Task requirements →
Gather all lines in the entries that include the word "Arthrose".

···

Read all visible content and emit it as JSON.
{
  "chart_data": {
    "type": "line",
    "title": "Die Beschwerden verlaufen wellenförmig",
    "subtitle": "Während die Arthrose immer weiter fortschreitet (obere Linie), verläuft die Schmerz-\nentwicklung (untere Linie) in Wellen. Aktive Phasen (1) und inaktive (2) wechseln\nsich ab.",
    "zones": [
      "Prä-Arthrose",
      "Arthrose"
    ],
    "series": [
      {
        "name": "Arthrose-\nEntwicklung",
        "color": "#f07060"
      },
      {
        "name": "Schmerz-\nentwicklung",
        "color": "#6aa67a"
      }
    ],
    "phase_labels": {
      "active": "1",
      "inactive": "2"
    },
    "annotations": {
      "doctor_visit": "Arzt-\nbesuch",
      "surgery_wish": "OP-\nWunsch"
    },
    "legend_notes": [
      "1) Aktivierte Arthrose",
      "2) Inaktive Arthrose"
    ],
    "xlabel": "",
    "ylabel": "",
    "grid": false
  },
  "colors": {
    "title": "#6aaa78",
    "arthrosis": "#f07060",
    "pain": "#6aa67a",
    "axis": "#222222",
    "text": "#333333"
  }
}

···

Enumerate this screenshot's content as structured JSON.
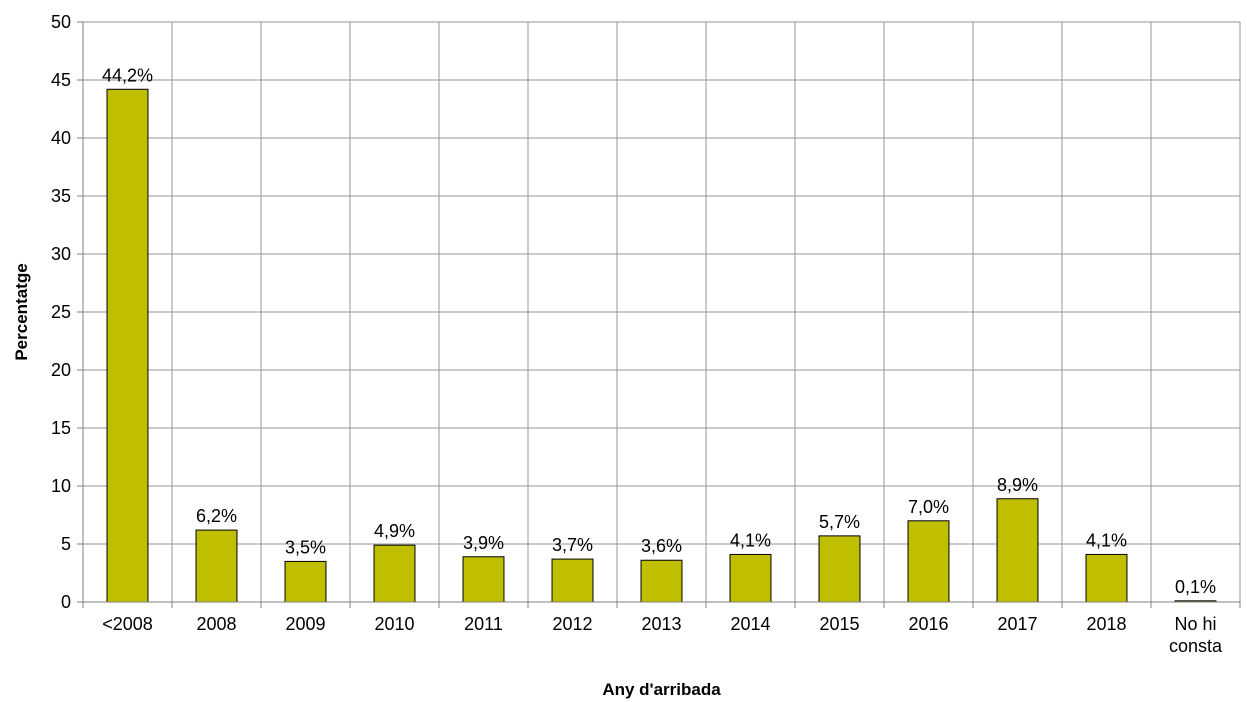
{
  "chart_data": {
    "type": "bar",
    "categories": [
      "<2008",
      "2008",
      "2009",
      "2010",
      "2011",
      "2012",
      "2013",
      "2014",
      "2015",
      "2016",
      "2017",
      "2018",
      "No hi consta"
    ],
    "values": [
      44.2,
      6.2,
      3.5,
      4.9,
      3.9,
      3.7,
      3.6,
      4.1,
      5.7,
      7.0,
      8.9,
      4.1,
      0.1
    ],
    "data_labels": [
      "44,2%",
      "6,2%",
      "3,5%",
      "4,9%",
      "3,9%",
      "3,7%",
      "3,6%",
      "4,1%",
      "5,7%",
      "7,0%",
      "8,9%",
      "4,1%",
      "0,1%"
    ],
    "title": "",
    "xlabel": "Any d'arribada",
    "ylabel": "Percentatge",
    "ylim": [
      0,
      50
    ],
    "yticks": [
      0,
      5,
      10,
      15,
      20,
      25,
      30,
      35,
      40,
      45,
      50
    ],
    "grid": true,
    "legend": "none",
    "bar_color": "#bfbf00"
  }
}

···

The answer →
    "subtitle": "Während die Arthrose immer weiter fortschreitet (obere Linie), verläuft die Schmerz-\nentwicklung (untere Linie) in Wellen. Aktive Phasen (1) und inaktive (2) wechseln\nsich ab.",
      "Prä-Arthrose",
      "Arthrose"
        "name": "Arthrose-\nEntwicklung",
      "1) Aktivierte Arthrose",
      "2) Inaktive Arthrose"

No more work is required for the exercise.